→ WHAT IS NEEDED
Transcribe the lines below verbatim, skipping the images.
---------- DATASET ROWS
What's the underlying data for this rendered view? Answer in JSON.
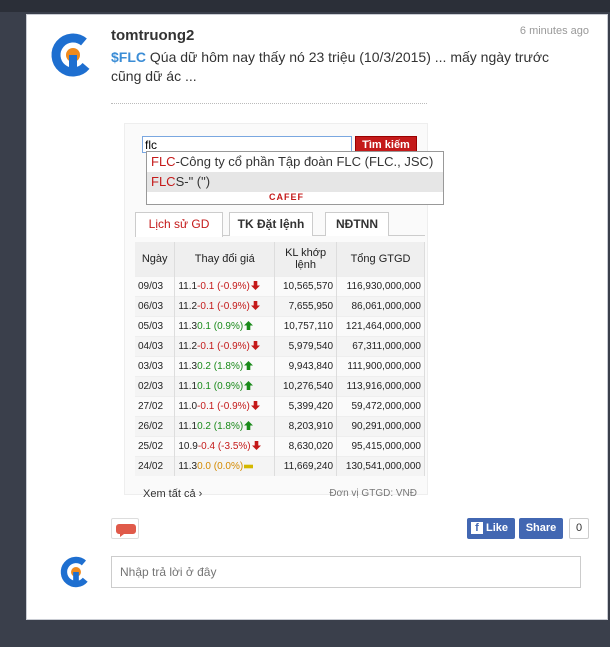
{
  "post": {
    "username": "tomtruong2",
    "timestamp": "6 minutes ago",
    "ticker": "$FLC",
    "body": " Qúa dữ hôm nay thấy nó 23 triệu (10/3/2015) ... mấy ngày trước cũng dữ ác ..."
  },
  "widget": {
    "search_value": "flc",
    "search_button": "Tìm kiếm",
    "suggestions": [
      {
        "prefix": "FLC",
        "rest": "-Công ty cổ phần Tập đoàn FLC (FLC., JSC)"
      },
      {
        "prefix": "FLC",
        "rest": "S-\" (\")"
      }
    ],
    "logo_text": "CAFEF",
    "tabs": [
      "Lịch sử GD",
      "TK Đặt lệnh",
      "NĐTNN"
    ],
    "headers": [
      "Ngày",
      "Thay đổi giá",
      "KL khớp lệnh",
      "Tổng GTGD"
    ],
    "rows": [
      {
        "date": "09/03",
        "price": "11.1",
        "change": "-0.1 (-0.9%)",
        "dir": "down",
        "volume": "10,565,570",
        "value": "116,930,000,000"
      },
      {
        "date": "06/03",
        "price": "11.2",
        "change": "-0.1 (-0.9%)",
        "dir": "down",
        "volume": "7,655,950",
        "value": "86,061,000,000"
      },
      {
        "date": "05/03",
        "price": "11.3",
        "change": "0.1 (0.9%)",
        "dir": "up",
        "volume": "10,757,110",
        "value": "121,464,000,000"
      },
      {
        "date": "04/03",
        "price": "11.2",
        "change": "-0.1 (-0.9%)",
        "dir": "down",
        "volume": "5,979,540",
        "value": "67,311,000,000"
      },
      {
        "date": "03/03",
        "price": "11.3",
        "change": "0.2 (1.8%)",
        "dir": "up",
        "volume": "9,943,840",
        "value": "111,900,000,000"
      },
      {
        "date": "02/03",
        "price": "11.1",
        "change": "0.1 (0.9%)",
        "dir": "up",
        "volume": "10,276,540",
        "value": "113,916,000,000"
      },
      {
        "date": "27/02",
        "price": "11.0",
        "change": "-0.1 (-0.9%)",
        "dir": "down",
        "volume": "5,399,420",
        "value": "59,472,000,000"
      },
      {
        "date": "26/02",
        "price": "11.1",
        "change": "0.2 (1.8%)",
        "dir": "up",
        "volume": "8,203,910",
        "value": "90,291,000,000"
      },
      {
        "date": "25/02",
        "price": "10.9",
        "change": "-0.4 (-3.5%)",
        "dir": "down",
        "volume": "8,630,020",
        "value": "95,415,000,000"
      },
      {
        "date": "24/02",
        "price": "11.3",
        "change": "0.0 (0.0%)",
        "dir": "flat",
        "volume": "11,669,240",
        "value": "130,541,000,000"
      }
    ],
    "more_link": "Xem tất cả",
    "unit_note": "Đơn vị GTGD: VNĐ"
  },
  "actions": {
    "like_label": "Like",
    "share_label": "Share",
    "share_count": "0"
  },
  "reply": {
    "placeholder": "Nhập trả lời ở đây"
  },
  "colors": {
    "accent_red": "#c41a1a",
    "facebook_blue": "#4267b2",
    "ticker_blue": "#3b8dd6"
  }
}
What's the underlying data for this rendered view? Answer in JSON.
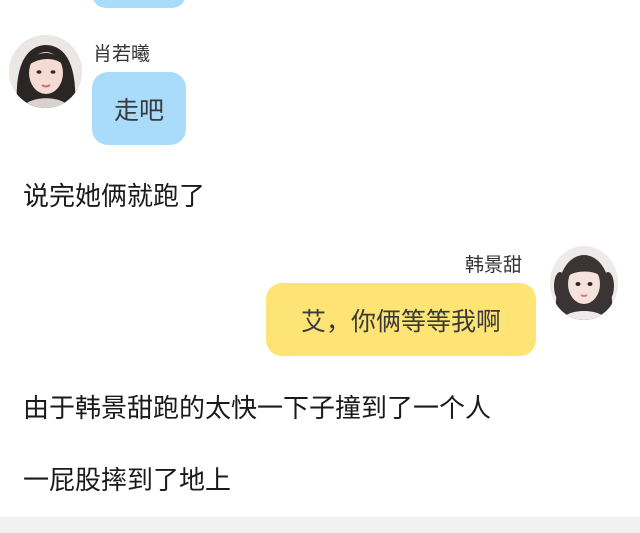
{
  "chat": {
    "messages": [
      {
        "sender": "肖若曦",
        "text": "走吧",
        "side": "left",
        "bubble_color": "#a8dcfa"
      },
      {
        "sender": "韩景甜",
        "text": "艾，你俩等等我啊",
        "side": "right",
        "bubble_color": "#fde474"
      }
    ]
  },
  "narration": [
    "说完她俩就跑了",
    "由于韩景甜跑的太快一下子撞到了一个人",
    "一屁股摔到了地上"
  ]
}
--------------------
→ SOLUTION TO THE PROBLEM
What's the underlying data for this rendered view? Answer in JSON.
{
  "post": {
    "username": "tomtruong2",
    "timestamp": "6 minutes ago",
    "ticker": "$FLC",
    "body": " Qúa dữ hôm nay thấy nó 23 triệu (10/3/2015) ... mấy ngày trước cũng dữ ác ..."
  },
  "widget": {
    "search_value": "flc",
    "search_button": "Tìm kiếm",
    "suggestions": [
      {
        "prefix": "FLC",
        "rest": "-Công ty cổ phần Tập đoàn FLC (FLC., JSC)"
      },
      {
        "prefix": "FLC",
        "rest": "S-\" (\")"
      }
    ],
    "logo_text": "CAFEF",
    "tabs": [
      "Lịch sử GD",
      "TK Đặt lệnh",
      "NĐTNN"
    ],
    "headers": [
      "Ngày",
      "Thay đổi giá",
      "KL khớp lệnh",
      "Tổng GTGD"
    ],
    "rows": [
      {
        "date": "09/03",
        "price": "11.1",
        "change": "-0.1 (-0.9%)",
        "dir": "down",
        "volume": "10,565,570",
        "value": "116,930,000,000"
      },
      {
        "date": "06/03",
        "price": "11.2",
        "change": "-0.1 (-0.9%)",
        "dir": "down",
        "volume": "7,655,950",
        "value": "86,061,000,000"
      },
      {
        "date": "05/03",
        "price": "11.3",
        "change": "0.1 (0.9%)",
        "dir": "up",
        "volume": "10,757,110",
        "value": "121,464,000,000"
      },
      {
        "date": "04/03",
        "price": "11.2",
        "change": "-0.1 (-0.9%)",
        "dir": "down",
        "volume": "5,979,540",
        "value": "67,311,000,000"
      },
      {
        "date": "03/03",
        "price": "11.3",
        "change": "0.2 (1.8%)",
        "dir": "up",
        "volume": "9,943,840",
        "value": "111,900,000,000"
      },
      {
        "date": "02/03",
        "price": "11.1",
        "change": "0.1 (0.9%)",
        "dir": "up",
        "volume": "10,276,540",
        "value": "113,916,000,000"
      },
      {
        "date": "27/02",
        "price": "11.0",
        "change": "-0.1 (-0.9%)",
        "dir": "down",
        "volume": "5,399,420",
        "value": "59,472,000,000"
      },
      {
        "date": "26/02",
        "price": "11.1",
        "change": "0.2 (1.8%)",
        "dir": "up",
        "volume": "8,203,910",
        "value": "90,291,000,000"
      },
      {
        "date": "25/02",
        "price": "10.9",
        "change": "-0.4 (-3.5%)",
        "dir": "down",
        "volume": "8,630,020",
        "value": "95,415,000,000"
      },
      {
        "date": "24/02",
        "price": "11.3",
        "change": "0.0 (0.0%)",
        "dir": "flat",
        "volume": "11,669,240",
        "value": "130,541,000,000"
      }
    ],
    "more_link": "Xem tất cả",
    "unit_note": "Đơn vị GTGD: VNĐ"
  },
  "actions": {
    "like_label": "Like",
    "share_label": "Share",
    "share_count": "0"
  },
  "reply": {
    "placeholder": "Nhập trả lời ở đây"
  },
  "colors": {
    "accent_red": "#c41a1a",
    "facebook_blue": "#4267b2",
    "ticker_blue": "#3b8dd6"
  }
}
What's the underlying data for this rendered view? Answer in JSON.
{
  "chat": {
    "messages": [
      {
        "sender": "肖若曦",
        "text": "走吧",
        "side": "left",
        "bubble_color": "#a8dcfa"
      },
      {
        "sender": "韩景甜",
        "text": "艾，你俩等等我啊",
        "side": "right",
        "bubble_color": "#fde474"
      }
    ]
  },
  "narration": [
    "说完她俩就跑了",
    "由于韩景甜跑的太快一下子撞到了一个人",
    "一屁股摔到了地上"
  ]
}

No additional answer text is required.